Task requirements: Locate each line below that includes "Relative" and reproduce it.

>> Start

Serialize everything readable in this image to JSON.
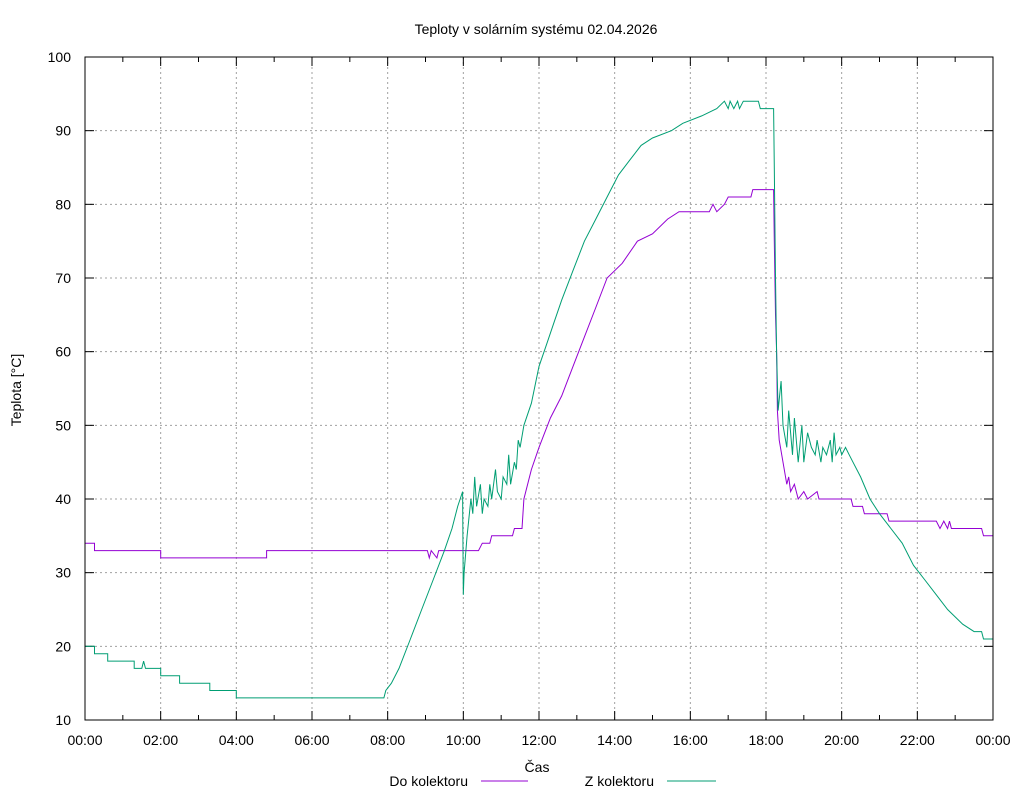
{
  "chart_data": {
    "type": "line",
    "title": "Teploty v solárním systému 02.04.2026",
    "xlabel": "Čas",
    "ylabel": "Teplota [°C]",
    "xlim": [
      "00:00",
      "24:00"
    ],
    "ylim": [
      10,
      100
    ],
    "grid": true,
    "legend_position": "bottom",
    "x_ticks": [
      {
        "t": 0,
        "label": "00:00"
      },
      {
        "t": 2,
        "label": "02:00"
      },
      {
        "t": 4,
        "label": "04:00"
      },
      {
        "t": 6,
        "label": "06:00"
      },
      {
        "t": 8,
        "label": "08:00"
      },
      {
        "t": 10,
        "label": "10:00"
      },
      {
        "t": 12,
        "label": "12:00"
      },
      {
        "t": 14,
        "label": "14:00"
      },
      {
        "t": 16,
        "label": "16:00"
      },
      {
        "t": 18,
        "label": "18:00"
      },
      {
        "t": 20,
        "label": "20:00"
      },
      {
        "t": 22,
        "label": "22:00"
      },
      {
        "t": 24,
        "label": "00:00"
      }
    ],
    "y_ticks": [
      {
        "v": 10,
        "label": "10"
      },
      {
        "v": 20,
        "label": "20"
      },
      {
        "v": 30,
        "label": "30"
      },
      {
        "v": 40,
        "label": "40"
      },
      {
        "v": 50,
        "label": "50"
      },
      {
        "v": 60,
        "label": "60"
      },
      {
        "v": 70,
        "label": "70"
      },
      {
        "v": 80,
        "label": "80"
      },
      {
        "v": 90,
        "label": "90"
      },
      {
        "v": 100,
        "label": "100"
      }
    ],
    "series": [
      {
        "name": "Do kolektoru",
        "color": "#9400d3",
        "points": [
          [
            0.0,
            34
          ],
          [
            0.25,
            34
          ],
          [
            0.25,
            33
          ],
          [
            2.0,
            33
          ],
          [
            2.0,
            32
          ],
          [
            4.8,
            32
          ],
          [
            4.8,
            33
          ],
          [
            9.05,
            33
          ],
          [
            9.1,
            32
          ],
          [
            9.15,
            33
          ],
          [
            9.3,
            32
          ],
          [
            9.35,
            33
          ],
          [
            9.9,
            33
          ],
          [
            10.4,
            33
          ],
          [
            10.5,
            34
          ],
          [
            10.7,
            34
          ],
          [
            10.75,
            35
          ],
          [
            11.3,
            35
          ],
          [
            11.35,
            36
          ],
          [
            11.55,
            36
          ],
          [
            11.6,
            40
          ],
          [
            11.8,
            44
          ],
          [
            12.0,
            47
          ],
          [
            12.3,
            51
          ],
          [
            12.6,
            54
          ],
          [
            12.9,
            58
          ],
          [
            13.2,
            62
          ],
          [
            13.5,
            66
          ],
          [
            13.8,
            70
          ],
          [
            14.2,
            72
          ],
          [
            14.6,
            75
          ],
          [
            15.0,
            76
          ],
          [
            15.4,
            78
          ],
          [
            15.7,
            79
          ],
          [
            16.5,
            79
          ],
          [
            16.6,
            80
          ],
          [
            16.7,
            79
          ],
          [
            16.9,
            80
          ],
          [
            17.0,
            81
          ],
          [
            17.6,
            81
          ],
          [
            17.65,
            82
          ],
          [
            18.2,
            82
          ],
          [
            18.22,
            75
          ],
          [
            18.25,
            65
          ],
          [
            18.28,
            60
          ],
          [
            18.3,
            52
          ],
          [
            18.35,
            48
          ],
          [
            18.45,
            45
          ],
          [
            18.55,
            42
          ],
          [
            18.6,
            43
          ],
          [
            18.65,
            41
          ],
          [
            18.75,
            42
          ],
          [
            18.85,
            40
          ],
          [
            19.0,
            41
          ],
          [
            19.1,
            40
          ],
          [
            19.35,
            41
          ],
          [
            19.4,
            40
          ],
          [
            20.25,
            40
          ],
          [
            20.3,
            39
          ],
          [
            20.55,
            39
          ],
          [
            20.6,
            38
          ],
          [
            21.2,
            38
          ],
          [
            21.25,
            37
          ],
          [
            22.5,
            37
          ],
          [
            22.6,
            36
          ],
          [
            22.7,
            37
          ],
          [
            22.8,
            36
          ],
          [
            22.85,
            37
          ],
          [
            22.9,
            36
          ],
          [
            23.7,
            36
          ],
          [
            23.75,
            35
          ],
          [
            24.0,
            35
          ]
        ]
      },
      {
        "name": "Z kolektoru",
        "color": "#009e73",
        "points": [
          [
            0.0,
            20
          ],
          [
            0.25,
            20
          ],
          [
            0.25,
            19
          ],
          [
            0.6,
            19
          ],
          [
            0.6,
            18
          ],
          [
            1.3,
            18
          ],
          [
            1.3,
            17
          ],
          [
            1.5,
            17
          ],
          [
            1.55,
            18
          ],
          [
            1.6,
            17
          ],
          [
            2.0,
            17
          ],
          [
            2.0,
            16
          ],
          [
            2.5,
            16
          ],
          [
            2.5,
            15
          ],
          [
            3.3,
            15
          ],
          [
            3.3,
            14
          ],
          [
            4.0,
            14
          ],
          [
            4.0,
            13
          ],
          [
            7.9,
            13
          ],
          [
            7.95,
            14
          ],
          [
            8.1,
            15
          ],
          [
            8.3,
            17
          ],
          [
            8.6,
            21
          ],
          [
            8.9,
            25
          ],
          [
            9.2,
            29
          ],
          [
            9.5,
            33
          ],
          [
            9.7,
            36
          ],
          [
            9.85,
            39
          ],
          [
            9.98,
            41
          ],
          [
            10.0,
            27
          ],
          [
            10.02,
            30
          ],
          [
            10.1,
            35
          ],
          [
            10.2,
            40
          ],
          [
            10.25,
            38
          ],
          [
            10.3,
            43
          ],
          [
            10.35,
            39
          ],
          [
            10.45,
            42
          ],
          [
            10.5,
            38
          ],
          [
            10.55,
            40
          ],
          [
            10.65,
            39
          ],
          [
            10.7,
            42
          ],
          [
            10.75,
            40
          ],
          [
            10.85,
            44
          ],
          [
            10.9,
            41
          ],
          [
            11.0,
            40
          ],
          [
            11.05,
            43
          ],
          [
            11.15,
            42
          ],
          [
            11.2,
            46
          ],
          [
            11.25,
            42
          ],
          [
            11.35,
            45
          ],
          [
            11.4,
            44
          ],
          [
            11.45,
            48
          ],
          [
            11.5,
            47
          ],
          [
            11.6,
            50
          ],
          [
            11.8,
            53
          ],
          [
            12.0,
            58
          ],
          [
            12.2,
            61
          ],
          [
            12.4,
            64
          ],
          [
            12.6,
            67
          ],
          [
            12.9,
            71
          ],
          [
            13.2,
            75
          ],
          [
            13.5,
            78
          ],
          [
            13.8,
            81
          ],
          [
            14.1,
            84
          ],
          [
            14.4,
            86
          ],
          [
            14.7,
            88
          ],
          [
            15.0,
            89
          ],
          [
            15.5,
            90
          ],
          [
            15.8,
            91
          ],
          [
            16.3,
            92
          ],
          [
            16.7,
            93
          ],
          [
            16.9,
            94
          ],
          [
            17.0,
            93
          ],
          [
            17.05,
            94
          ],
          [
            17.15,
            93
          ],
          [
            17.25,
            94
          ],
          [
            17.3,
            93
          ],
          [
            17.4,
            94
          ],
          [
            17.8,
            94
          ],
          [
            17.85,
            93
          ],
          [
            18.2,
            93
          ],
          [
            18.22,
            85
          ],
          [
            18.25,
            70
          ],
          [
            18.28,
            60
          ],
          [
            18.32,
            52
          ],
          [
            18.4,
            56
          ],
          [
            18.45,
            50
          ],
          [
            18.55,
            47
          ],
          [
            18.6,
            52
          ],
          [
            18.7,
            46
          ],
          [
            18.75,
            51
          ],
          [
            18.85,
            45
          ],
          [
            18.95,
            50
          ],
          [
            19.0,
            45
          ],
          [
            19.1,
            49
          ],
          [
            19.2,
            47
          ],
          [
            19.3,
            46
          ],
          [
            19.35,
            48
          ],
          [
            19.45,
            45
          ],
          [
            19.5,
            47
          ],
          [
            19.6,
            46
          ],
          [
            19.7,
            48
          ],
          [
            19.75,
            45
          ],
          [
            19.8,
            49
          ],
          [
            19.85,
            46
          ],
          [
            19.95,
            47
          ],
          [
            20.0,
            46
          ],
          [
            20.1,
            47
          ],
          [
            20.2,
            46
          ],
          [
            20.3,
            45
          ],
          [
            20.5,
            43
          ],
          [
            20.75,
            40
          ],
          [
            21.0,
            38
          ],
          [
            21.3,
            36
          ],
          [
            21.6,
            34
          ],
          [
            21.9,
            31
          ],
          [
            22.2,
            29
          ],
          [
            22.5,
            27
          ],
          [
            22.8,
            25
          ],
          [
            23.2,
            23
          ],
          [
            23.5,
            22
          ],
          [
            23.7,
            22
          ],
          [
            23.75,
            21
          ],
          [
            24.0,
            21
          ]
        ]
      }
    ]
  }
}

>> End
>> Start

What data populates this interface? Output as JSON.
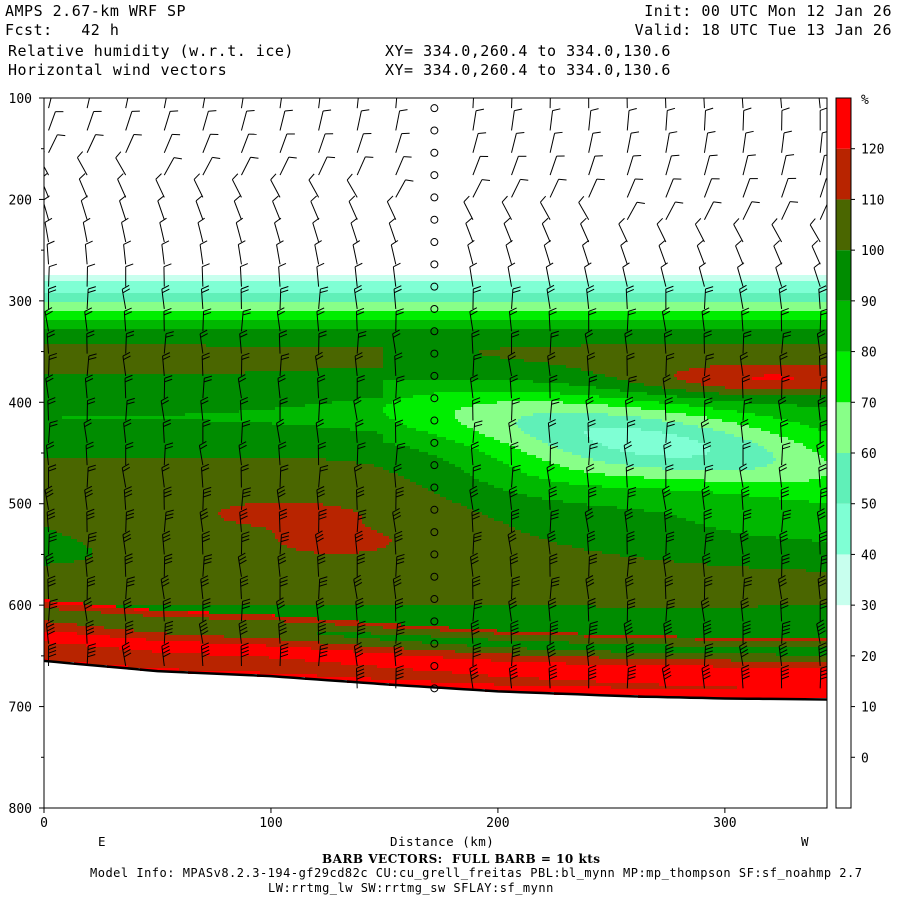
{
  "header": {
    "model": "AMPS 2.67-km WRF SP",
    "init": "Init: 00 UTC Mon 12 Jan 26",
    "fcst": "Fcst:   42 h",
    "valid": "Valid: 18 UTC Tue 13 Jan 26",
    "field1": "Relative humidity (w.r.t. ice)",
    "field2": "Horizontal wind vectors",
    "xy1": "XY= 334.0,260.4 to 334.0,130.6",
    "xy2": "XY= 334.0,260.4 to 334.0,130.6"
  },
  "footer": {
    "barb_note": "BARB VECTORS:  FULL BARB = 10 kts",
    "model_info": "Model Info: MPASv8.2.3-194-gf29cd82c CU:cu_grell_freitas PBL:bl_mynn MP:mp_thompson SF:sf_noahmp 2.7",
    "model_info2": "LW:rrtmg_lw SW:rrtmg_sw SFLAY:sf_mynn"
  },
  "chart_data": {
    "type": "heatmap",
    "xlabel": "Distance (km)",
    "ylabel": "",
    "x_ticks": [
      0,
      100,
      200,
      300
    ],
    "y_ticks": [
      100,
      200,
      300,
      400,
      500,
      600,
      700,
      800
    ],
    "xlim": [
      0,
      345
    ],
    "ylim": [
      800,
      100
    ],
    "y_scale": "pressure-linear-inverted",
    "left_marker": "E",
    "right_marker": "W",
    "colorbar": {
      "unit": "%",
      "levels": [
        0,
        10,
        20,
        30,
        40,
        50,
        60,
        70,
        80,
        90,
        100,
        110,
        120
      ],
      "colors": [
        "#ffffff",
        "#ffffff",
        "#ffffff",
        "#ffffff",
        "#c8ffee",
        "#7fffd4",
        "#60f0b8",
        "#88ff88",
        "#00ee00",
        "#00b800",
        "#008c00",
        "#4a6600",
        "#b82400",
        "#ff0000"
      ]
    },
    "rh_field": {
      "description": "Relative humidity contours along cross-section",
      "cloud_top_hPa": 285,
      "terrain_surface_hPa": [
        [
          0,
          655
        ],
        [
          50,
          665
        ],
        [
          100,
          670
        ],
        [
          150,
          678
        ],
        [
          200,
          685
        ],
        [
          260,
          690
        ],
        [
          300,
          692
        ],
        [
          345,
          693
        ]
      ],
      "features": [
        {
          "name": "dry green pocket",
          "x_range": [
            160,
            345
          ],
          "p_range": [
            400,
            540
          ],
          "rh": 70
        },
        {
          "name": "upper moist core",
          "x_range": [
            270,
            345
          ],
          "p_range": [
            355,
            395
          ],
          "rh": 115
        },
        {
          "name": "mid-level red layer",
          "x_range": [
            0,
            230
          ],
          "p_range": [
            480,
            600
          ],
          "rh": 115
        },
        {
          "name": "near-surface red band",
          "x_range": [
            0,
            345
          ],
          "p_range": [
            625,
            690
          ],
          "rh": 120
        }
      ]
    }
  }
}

>> End

Answer to this task:
    "field1": "Relative humidity (w.r.t. ice)",
      "description": "Relative humidity contours along cross-section",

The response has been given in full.